Records from a collection of figures:
━━━━
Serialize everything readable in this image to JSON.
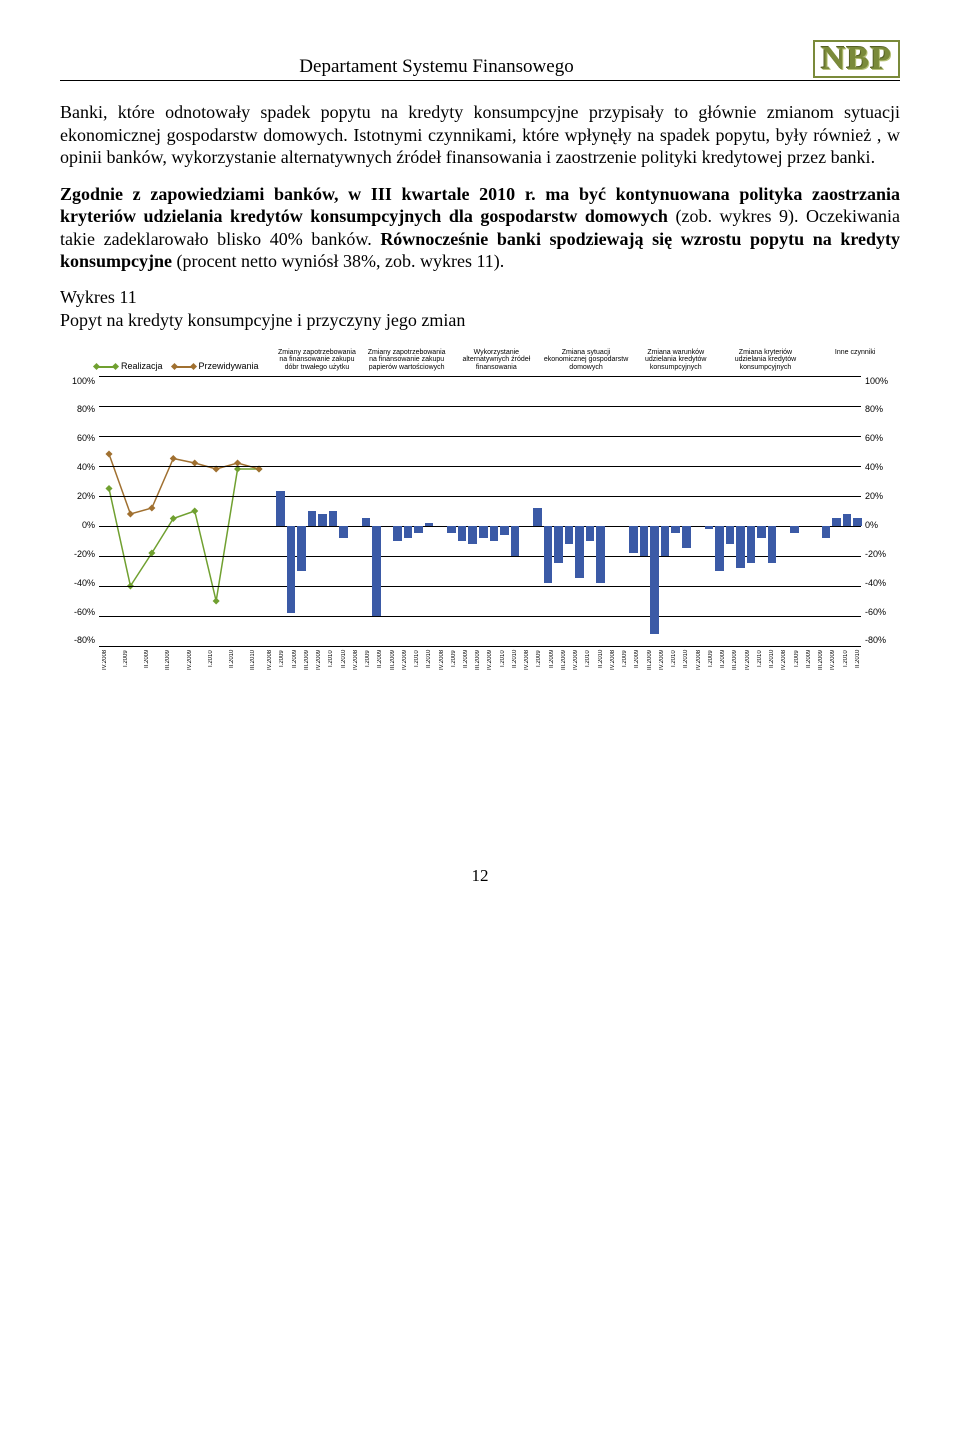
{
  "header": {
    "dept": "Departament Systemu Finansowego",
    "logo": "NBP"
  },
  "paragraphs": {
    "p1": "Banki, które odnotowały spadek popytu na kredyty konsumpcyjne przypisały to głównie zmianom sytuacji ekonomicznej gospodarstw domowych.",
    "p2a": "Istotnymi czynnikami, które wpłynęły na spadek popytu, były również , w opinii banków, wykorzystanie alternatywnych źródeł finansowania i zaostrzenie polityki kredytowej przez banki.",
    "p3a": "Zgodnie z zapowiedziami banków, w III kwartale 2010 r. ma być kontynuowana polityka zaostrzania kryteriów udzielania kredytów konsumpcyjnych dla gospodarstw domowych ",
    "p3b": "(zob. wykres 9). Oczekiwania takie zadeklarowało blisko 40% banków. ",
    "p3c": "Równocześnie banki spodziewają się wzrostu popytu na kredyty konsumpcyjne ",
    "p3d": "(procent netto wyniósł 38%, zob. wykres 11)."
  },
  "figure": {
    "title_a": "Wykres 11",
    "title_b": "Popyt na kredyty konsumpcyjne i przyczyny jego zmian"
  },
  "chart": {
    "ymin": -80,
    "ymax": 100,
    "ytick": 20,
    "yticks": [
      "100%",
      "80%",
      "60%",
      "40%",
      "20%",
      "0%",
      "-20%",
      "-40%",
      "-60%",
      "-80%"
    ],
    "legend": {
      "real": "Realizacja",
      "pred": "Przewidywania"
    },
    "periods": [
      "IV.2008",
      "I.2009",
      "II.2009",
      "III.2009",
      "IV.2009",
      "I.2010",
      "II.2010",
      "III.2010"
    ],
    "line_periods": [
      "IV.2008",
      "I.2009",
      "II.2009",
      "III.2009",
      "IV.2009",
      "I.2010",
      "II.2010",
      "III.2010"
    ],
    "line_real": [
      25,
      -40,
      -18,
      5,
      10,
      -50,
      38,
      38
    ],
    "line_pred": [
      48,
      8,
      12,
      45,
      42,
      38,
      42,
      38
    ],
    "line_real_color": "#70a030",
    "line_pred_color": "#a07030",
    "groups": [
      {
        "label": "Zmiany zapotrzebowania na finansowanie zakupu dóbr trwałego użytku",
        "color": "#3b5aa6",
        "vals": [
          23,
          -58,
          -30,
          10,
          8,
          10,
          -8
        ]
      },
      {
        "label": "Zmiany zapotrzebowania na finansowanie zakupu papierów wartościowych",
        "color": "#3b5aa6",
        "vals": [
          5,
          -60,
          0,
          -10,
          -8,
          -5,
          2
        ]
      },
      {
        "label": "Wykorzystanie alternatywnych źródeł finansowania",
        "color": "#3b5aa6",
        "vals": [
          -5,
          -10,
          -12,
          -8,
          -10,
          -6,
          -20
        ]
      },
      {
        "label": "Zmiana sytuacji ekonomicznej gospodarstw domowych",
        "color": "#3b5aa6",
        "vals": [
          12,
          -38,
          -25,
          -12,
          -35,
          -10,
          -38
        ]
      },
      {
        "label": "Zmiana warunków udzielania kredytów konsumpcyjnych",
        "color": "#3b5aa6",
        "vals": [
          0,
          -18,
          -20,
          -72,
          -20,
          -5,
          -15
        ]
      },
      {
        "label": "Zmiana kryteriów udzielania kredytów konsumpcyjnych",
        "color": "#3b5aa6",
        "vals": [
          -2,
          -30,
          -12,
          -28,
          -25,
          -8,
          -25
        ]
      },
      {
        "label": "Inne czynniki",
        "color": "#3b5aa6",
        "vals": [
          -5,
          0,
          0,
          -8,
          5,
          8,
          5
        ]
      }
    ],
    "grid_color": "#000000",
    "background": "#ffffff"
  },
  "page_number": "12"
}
━━━━
## Request
Extract lines where the string "zapotrzebowania" occurs.

## Expected output
        "label": "Zmiany zapotrzebowania na finansowanie zakupu dóbr trwałego użytku",
        "label": "Zmiany zapotrzebowania na finansowanie zakupu papierów wartościowych",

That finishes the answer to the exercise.